### Data records
++++++++++

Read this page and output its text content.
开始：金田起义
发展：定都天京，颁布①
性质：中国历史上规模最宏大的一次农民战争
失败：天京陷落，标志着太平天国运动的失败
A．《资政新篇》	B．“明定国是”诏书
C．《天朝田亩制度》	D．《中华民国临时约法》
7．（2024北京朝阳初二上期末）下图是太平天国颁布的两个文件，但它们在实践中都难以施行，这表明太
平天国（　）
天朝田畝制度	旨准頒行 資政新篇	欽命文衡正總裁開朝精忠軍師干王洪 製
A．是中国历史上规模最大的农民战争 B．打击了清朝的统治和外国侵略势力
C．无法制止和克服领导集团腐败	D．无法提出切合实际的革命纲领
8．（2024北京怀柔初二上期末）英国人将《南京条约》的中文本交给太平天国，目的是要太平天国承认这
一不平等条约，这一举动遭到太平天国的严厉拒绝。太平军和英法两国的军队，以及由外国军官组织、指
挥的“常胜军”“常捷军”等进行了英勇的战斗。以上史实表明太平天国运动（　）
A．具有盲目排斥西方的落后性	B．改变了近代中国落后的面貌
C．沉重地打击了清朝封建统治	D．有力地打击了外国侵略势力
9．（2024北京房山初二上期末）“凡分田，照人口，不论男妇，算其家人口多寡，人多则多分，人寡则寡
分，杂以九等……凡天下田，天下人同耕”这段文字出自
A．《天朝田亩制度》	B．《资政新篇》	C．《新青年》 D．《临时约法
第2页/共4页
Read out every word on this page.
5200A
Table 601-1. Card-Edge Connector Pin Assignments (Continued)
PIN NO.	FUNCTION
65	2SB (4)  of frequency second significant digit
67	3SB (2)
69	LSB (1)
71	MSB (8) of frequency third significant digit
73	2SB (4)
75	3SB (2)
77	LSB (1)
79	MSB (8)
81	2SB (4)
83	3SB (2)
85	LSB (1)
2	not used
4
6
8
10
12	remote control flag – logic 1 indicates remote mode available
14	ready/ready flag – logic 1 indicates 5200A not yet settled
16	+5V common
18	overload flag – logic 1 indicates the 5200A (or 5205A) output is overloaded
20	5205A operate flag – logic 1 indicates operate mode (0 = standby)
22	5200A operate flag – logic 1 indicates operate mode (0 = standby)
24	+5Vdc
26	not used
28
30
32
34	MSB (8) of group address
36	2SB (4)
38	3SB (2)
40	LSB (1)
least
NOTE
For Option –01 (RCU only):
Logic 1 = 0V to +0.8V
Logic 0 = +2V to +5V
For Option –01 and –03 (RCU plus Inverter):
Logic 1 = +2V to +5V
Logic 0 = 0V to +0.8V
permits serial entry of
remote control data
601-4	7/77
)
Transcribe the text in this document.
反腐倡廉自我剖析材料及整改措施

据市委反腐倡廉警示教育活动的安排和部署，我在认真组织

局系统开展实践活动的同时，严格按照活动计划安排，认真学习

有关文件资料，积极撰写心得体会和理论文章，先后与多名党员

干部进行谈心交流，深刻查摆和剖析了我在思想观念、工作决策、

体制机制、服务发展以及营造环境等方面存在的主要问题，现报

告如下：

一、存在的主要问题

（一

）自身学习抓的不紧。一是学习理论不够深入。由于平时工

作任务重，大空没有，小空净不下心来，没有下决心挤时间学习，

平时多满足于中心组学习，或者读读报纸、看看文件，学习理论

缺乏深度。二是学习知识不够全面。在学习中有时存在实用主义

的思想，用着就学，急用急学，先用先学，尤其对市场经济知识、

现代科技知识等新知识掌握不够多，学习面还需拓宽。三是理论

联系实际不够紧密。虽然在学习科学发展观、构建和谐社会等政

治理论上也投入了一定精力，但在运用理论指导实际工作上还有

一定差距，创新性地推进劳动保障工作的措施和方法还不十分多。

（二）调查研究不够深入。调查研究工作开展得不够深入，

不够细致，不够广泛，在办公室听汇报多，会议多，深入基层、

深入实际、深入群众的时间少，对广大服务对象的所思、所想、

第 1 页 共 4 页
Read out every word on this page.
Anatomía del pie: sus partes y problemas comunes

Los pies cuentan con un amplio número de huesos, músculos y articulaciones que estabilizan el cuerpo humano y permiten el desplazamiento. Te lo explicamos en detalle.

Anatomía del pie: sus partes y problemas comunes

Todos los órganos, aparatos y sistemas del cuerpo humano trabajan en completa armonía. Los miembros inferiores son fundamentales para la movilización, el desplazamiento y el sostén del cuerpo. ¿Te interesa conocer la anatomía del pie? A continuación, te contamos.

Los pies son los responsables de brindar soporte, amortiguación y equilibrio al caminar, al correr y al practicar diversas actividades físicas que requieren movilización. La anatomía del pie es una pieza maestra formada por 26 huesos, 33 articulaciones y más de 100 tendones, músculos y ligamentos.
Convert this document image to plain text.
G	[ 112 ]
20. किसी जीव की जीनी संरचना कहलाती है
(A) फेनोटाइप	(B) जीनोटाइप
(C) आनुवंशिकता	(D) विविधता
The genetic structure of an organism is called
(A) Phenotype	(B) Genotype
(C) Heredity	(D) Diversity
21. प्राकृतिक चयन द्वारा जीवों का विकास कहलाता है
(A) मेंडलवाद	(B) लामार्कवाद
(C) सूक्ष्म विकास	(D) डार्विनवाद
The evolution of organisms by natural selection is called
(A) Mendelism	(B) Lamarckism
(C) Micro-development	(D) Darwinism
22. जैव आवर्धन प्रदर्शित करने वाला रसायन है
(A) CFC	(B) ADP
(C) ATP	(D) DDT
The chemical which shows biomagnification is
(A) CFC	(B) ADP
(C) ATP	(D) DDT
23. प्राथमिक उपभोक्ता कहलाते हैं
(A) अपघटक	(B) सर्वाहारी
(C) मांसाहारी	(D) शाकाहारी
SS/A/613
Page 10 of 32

++++++++++

### Goal
Word for word, quote all of the data above.

### The answer
Read this page and output its text content.
开始：金田起义
发展：定都天京，颁布①
性质：中国历史上规模最宏大的一次农民战争
失败：天京陷落，标志着太平天国运动的失败
A．《资政新篇》	B．“明定国是”诏书
C．《天朝田亩制度》	D．《中华民国临时约法》
7．（2024北京朝阳初二上期末）下图是太平天国颁布的两个文件，但它们在实践中都难以施行，这表明太
平天国（　）
天朝田畝制度	旨准頒行 資政新篇	欽命文衡正總裁開朝精忠軍師干王洪 製
A．是中国历史上规模最大的农民战争 B．打击了清朝的统治和外国侵略势力
C．无法制止和克服领导集团腐败	D．无法提出切合实际的革命纲领
8．（2024北京怀柔初二上期末）英国人将《南京条约》的中文本交给太平天国，目的是要太平天国承认这
一不平等条约，这一举动遭到太平天国的严厉拒绝。太平军和英法两国的军队，以及由外国军官组织、指
挥的“常胜军”“常捷军”等进行了英勇的战斗。以上史实表明太平天国运动（　）
A．具有盲目排斥西方的落后性	B．改变了近代中国落后的面貌
C．沉重地打击了清朝封建统治	D．有力地打击了外国侵略势力
9．（2024北京房山初二上期末）“凡分田，照人口，不论男妇，算其家人口多寡，人多则多分，人寡则寡
分，杂以九等……凡天下田，天下人同耕”这段文字出自
A．《天朝田亩制度》	B．《资政新篇》	C．《新青年》 D．《临时约法
第2页/共4页
Read out every word on this page.
5200A
Table 601-1. Card-Edge Connector Pin Assignments (Continued)
PIN NO.	FUNCTION
65	2SB (4)  of frequency second significant digit
67	3SB (2)
69	LSB (1)
71	MSB (8) of frequency third significant digit
73	2SB (4)
75	3SB (2)
77	LSB (1)
79	MSB (8)
81	2SB (4)
83	3SB (2)
85	LSB (1)
2	not used
4
6
8
10
12	remote control flag – logic 1 indicates remote mode available
14	ready/ready flag – logic 1 indicates 5200A not yet settled
16	+5V common
18	overload flag – logic 1 indicates the 5200A (or 5205A) output is overloaded
20	5205A operate flag – logic 1 indicates operate mode (0 = standby)
22	5200A operate flag – logic 1 indicates operate mode (0 = standby)
24	+5Vdc
26	not used
28
30
32
34	MSB (8) of group address
36	2SB (4)
38	3SB (2)
40	LSB (1)
least
NOTE
For Option –01 (RCU only):
Logic 1 = 0V to +0.8V
Logic 0 = +2V to +5V
For Option –01 and –03 (RCU plus Inverter):
Logic 1 = +2V to +5V
Logic 0 = 0V to +0.8V
permits serial entry of
remote control data
601-4	7/77
)
Transcribe the text in this document.
反腐倡廉自我剖析材料及整改措施

据市委反腐倡廉警示教育活动的安排和部署，我在认真组织

局系统开展实践活动的同时，严格按照活动计划安排，认真学习

有关文件资料，积极撰写心得体会和理论文章，先后与多名党员

干部进行谈心交流，深刻查摆和剖析了我在思想观念、工作决策、

体制机制、服务发展以及营造环境等方面存在的主要问题，现报

告如下：

一、存在的主要问题

（一

）自身学习抓的不紧。一是学习理论不够深入。由于平时工

作任务重，大空没有，小空净不下心来，没有下决心挤时间学习，

平时多满足于中心组学习，或者读读报纸、看看文件，学习理论

缺乏深度。二是学习知识不够全面。在学习中有时存在实用主义

的思想，用着就学，急用急学，先用先学，尤其对市场经济知识、

现代科技知识等新知识掌握不够多，学习面还需拓宽。三是理论

联系实际不够紧密。虽然在学习科学发展观、构建和谐社会等政

治理论上也投入了一定精力，但在运用理论指导实际工作上还有

一定差距，创新性地推进劳动保障工作的措施和方法还不十分多。

（二）调查研究不够深入。调查研究工作开展得不够深入，

不够细致，不够广泛，在办公室听汇报多，会议多，深入基层、

深入实际、深入群众的时间少，对广大服务对象的所思、所想、

第 1 页 共 4 页
Read out every word on this page.
Anatomía del pie: sus partes y problemas comunes

Los pies cuentan con un amplio número de huesos, músculos y articulaciones que estabilizan el cuerpo humano y permiten el desplazamiento. Te lo explicamos en detalle.

Anatomía del pie: sus partes y problemas comunes

Todos los órganos, aparatos y sistemas del cuerpo humano trabajan en completa armonía. Los miembros inferiores son fundamentales para la movilización, el desplazamiento y el sostén del cuerpo. ¿Te interesa conocer la anatomía del pie? A continuación, te contamos.

Los pies son los responsables de brindar soporte, amortiguación y equilibrio al caminar, al correr y al practicar diversas actividades físicas que requieren movilización. La anatomía del pie es una pieza maestra formada por 26 huesos, 33 articulaciones y más de 100 tendones, músculos y ligamentos.
Convert this document image to plain text.
G	[ 112 ]
20. किसी जीव की जीनी संरचना कहलाती है
(A) फेनोटाइप	(B) जीनोटाइप
(C) आनुवंशिकता	(D) विविधता
The genetic structure of an organism is called
(A) Phenotype	(B) Genotype
(C) Heredity	(D) Diversity
21. प्राकृतिक चयन द्वारा जीवों का विकास कहलाता है
(A) मेंडलवाद	(B) लामार्कवाद
(C) सूक्ष्म विकास	(D) डार्विनवाद
The evolution of organisms by natural selection is called
(A) Mendelism	(B) Lamarckism
(C) Micro-development	(D) Darwinism
22. जैव आवर्धन प्रदर्शित करने वाला रसायन है
(A) CFC	(B) ADP
(C) ATP	(D) DDT
The chemical which shows biomagnification is
(A) CFC	(B) ADP
(C) ATP	(D) DDT
23. प्राथमिक उपभोक्ता कहलाते हैं
(A) अपघटक	(B) सर्वाहारी
(C) मांसाहारी	(D) शाकाहारी
SS/A/613
Page 10 of 32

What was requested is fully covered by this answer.